■ **EXPLORE O MATERIAL**:
1 - Responda às perguntas sobre o trecho sobre cultura e consumo:
(a) Que pergunta de Hakim Bey é citada?
(b) Na citação de Guy Debord, o que acontece com o espectador quanto mais ele contempla?
(c) Qual obra de Nietzsche é mencionada?
2 - Continue o trecho sobre cultura e consumo a partir da sua última frase.

■ **TRECHO DO DOCUMENTO**:

Pensando a partir desse complexo, só me resta insistir numa mudança, com um avanço, só que, não meramente econômico, material, infraestrutural. Um ‘avanço’ cultural ou superestrutural. E como isso se daria? Não tenho certeza, porém, penso que com certas ‘reformas’ socioculturais e nas mídias (sob tudo as oficiais), já daríamos um bom passo. É preciso ir de encontro às necessidades e anseios da população, para além da questão econômica e política. As pessoas precisam também de arte e sensibilidade para dançar a vida para além da promessa de um futuro que nem sequer existe, de um sucesso individual e material que amesquinha e mata o fundamento da vida, para sorrirem, terem prazer e certo ‘refinamento’ na hora das ‘escolhas’, na hora do consumo. Já que consumimos como nunca, precisamos prezar por um consumo sustentável, que vá de encontro com as diversidades, que respeite a natureza, as crianças, os velhos, os diferentes. ‘Uma cultura, não de inclusão, mas de não exclusão’, pois enquanto pensamos na necessidade de incluir, temos um sintoma de ‘doença social e cultural’. Longe de idealismos, mas com um tanto de utopia, precisamos modificar essas relações. A sociedade, a cultura, os valores e hábitos, devem dar a garantia da ‘não exclusão’, pois se precisamos incluir, é porque nossa cultura algum dia já excluiu e continua fazendo. Além do mais, como provoca o pensador e poeta do caos Hakim Bey: ‘Incluir no que? Nisso?’ (referindo-se a sociedade do espetáculo e do consumismo).

“A alienação do espectador em favor do objeto contemplado (o que resulta de sua própria atividade inconsciente) se expressa assim: quanto mais ele contempla, menos vive; quanto mais aceita reconhecer-se nas imagens dominantes da necessidade, menos compreende sua própria existência e seu próprio desejo” (Guy Debord - 'A sociedade do espetáculo')

Alguns pensadores e/ou teóricos da sociedade moderna e contemporânea, como Debord, Lipovetsky e o próprio Orwell (literato), falam em suas obras numa certa ‘sociedade do espetáculo’, num certo ‘império de efêmero’ e num certo ‘big brother’. Não só eles, mas o próprio Marx problematiza essas questões, assim como Bourdieu quando trata do habitus e da reprodução nos aparelhos ideológicos e de reprodução, assim como Nietzsche no seu ‘Crepúsculo dos Ídolos’, entre outros. São vários os pensadores e pesquisadores que falam de coisas diferentes frente ao mundo moderno, mas que se relacionam entre si, tendo o ‘modo de vida’, a ‘cultura’ e o meio ‘sociocultural’ como problemática. Relacionando todos eles (ou alguns deles), chegamos a um pensamento mais aberto e possível dessa perspectiva sociocultural, tema da nossa análise ou discussão.

■ **CONJUNTO DE LINHAS**:

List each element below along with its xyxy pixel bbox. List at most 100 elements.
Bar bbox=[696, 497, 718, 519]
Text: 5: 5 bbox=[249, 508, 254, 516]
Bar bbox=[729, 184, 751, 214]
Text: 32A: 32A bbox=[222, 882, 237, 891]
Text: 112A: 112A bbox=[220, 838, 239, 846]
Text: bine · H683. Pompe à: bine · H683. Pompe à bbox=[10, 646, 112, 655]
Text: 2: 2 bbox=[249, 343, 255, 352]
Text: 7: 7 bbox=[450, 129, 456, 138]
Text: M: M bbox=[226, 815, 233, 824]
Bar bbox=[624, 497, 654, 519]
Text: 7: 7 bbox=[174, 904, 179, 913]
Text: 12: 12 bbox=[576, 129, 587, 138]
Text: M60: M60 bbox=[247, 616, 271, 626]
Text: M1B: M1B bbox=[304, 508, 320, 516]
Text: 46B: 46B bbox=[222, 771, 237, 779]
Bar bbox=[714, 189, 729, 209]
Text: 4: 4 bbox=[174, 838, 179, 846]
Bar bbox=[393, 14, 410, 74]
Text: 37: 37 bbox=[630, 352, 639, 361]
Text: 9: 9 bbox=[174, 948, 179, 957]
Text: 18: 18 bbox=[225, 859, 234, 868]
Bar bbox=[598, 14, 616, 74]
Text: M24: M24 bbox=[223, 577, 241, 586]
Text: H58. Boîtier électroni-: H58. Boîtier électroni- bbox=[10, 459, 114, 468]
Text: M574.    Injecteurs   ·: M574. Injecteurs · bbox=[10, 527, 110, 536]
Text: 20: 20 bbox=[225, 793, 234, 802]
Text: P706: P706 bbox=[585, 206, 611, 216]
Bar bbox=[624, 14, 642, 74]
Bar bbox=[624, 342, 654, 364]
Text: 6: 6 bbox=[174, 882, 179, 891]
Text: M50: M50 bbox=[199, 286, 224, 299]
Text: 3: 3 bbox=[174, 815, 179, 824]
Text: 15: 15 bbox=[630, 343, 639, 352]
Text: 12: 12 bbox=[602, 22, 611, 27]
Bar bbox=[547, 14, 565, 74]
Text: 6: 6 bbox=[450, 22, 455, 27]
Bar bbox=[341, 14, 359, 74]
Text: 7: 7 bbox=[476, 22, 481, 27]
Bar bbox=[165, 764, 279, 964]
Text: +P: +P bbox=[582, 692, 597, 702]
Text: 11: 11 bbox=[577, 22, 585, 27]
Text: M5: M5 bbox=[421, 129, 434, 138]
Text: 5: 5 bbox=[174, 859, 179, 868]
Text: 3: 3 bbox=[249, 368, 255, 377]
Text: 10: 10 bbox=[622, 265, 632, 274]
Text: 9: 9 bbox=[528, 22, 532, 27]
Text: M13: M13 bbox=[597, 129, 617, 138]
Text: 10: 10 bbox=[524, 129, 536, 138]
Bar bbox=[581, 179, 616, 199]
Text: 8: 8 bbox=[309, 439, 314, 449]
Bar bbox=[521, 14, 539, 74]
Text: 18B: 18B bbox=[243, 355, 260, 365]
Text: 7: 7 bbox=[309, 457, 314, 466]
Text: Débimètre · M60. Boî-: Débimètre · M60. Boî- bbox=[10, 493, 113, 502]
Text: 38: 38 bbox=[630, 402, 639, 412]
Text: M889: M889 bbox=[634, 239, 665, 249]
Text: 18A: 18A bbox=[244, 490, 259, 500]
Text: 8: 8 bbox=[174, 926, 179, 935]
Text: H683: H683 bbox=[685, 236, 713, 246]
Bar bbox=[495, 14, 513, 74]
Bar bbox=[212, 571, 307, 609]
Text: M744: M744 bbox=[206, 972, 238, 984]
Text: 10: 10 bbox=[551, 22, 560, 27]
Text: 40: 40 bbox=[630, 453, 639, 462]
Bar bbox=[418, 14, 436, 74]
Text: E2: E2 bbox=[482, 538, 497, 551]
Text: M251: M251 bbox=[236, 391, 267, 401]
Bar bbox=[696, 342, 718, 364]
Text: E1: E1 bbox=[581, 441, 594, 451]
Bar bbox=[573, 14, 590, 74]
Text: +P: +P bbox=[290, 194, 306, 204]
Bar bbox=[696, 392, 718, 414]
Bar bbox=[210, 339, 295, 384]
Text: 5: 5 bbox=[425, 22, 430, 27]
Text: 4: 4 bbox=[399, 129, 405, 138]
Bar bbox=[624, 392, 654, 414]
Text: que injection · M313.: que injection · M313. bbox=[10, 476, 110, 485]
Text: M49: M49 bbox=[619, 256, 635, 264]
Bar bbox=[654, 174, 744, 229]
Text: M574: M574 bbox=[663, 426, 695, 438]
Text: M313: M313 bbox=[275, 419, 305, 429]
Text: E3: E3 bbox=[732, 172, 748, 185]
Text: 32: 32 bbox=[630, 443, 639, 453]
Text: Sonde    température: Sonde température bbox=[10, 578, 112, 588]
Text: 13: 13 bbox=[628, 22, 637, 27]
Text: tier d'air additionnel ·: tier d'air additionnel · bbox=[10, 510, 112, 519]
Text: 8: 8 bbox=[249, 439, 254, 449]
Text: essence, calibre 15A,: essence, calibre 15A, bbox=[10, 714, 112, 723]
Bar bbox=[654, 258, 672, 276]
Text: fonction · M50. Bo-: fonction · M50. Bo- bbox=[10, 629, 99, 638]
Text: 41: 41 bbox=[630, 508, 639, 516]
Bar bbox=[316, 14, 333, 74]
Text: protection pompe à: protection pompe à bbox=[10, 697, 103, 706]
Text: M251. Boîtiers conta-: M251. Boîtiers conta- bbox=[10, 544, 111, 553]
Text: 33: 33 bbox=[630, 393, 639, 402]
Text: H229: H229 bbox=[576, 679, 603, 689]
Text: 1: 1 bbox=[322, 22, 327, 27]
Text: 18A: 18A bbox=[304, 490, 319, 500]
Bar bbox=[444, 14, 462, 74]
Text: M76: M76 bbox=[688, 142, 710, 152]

■ **RESPOSTAS POR TAREFA**:
1 -
(a) "Incluir no que? Nisso?"
(b) Quanto mais contempla, menos vive.
(c) "Crepúsculo dos Ídolos".

2 -
Em suma, crescemos ou avançamos na economia. Precisamos agora (e acredito ainda não ser tarde), também avançar no fator cultural, em que concernem as mentalidades, o intelecto, o bom uso das linguagens, os hábitos e o modo de vida. E para avançar nisso, faz-se urgente uma resistência, uma desconstrução frente a certo modo de vida, a certa ‘lógica espetacular’ de mercado, consumo e status. Começando pela educação, pois é na nova geração que isso pode acontecer. Os produtos, ao contrário do que muitos pensam, trazem em si cargas de ideologia, status e afins. O espetáculo cotidiano promovido pelos meios de comunicação de massa e pela política ordinária oficial em seus discursos e arranjos somam na manutenção dessa cultura, desse modo de vida que, mais ou menos, todos conhecem, sentem, ou pelo menos vivem. A questão é assumir e encarar isso, ter postura frente ao mundo, a ordem social e a si mesmo. O que é bem difícil, eu sei, mas não impossível.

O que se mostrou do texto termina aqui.